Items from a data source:
——————————
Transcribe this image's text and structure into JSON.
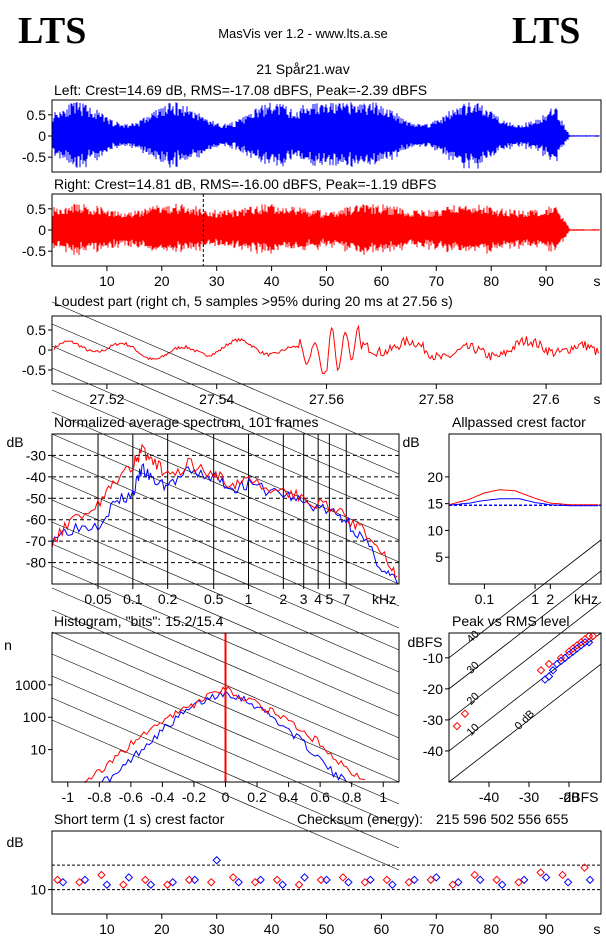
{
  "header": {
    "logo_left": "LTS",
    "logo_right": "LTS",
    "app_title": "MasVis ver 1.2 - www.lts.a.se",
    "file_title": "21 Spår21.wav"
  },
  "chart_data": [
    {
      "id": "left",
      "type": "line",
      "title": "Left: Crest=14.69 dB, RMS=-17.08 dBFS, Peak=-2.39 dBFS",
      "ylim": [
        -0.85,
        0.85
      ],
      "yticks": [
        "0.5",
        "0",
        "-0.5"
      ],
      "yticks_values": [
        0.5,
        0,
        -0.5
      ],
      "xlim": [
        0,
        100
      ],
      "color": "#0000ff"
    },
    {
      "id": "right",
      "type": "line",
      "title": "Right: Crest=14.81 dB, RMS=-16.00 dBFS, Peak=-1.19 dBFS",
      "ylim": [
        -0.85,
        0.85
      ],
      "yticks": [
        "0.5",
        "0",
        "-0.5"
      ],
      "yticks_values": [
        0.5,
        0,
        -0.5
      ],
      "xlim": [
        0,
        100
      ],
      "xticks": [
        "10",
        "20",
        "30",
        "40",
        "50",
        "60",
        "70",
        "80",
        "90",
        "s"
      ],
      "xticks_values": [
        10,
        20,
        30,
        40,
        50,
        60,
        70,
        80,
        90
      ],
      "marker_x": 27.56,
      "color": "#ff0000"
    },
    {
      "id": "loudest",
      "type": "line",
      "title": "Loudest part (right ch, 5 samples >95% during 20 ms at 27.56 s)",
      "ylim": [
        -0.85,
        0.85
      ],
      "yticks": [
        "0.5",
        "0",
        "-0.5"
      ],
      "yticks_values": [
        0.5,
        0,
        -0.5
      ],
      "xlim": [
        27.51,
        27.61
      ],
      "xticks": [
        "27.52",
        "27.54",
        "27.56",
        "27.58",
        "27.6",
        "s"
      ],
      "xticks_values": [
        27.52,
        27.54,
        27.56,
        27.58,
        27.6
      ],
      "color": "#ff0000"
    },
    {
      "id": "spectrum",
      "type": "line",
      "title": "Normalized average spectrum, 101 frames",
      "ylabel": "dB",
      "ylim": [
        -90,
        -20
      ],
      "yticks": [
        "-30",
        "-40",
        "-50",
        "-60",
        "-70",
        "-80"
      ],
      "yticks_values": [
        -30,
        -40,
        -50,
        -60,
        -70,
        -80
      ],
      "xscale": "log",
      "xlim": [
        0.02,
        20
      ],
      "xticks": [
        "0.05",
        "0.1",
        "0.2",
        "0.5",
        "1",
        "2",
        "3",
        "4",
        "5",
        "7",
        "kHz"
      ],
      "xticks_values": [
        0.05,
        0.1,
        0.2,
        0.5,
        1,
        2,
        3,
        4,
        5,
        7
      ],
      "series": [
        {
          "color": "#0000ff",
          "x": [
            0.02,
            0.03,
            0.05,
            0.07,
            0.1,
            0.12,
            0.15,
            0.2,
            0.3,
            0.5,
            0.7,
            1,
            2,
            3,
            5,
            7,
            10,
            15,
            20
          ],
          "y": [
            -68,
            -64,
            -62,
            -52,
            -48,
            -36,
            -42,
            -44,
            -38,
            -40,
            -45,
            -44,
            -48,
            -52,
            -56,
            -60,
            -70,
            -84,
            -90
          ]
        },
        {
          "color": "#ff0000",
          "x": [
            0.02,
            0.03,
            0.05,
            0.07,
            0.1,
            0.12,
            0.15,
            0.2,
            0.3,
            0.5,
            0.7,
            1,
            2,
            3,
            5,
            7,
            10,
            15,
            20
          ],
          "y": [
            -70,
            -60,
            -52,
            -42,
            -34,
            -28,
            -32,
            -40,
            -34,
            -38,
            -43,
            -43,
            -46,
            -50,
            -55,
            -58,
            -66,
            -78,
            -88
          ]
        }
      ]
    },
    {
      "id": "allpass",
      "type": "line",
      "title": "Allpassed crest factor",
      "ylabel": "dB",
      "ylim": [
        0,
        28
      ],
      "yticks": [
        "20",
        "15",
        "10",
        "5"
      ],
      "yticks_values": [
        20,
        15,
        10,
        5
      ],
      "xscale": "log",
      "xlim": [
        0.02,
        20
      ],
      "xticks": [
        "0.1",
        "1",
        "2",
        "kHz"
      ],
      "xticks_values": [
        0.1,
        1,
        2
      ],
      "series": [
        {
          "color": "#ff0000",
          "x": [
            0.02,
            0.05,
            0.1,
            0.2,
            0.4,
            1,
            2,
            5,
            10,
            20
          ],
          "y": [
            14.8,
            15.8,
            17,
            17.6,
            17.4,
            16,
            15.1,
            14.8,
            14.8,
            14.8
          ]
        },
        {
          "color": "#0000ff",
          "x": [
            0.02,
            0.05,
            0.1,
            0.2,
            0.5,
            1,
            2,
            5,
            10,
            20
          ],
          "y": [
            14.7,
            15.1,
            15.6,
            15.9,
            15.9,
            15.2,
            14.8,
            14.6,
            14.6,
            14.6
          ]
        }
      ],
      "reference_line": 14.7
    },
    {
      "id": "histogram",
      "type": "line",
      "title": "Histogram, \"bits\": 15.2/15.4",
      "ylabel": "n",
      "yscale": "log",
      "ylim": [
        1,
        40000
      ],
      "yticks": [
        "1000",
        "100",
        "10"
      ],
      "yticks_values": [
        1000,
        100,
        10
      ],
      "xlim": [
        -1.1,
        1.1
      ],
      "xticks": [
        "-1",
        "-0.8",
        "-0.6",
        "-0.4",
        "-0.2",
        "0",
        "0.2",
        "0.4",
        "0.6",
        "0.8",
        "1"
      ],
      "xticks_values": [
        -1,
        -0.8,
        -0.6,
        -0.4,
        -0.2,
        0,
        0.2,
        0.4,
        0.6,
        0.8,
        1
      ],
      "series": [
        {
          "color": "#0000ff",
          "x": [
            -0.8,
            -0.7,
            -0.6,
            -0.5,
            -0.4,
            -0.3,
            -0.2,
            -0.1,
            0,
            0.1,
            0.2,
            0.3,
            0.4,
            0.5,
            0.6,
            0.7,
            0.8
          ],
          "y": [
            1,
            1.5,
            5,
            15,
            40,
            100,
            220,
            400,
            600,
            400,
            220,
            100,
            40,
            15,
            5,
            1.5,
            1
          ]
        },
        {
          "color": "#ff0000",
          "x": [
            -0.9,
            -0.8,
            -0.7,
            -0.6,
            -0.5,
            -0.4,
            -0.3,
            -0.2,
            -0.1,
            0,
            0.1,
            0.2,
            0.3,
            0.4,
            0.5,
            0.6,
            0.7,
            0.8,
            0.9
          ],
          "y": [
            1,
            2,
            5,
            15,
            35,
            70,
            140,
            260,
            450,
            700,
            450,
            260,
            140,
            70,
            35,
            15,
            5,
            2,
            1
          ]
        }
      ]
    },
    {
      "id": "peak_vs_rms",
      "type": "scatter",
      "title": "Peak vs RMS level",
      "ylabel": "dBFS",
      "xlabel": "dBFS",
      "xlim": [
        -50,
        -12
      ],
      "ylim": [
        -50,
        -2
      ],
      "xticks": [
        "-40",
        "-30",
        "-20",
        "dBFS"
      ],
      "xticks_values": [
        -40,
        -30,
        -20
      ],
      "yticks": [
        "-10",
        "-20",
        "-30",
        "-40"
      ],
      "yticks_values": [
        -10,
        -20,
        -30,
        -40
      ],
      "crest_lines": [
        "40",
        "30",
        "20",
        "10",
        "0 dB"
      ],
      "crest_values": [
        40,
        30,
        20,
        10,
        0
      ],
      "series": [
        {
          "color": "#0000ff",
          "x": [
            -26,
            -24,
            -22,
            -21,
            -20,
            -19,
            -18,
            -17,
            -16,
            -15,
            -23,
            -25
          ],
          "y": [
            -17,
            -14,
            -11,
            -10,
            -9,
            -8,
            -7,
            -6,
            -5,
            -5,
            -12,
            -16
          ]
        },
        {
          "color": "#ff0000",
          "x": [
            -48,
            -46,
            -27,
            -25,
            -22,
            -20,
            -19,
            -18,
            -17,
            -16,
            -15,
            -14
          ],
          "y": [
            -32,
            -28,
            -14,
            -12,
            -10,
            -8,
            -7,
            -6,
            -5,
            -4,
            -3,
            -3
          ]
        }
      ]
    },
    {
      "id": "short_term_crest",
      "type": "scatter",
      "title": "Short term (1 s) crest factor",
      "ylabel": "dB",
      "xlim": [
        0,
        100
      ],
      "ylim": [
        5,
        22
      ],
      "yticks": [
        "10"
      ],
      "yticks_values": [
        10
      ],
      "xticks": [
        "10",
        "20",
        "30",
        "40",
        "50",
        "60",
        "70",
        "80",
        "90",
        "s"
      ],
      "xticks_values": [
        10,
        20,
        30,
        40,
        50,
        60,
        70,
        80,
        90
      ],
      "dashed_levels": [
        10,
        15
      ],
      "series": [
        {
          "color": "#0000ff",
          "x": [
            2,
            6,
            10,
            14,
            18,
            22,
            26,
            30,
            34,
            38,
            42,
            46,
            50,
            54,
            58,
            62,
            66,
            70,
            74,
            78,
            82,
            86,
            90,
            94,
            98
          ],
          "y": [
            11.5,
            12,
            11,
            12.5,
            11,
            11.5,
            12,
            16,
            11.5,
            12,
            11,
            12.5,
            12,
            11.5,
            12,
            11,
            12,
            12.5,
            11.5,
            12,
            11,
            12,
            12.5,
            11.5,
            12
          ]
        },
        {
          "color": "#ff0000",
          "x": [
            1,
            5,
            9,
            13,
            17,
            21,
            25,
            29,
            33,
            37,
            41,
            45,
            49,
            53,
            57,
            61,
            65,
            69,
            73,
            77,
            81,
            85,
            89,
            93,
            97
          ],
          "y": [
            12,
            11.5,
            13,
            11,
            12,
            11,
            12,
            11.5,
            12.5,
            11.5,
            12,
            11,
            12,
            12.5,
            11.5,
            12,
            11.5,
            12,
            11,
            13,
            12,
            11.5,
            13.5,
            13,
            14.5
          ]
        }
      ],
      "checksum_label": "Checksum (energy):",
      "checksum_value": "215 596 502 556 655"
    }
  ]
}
——————————
▶ Short exercise: Copy out each line in the listing that has the word "factor".

▶ Finished task:
      "title": "Allpassed crest factor",
      "title": "Short term (1 s) crest factor",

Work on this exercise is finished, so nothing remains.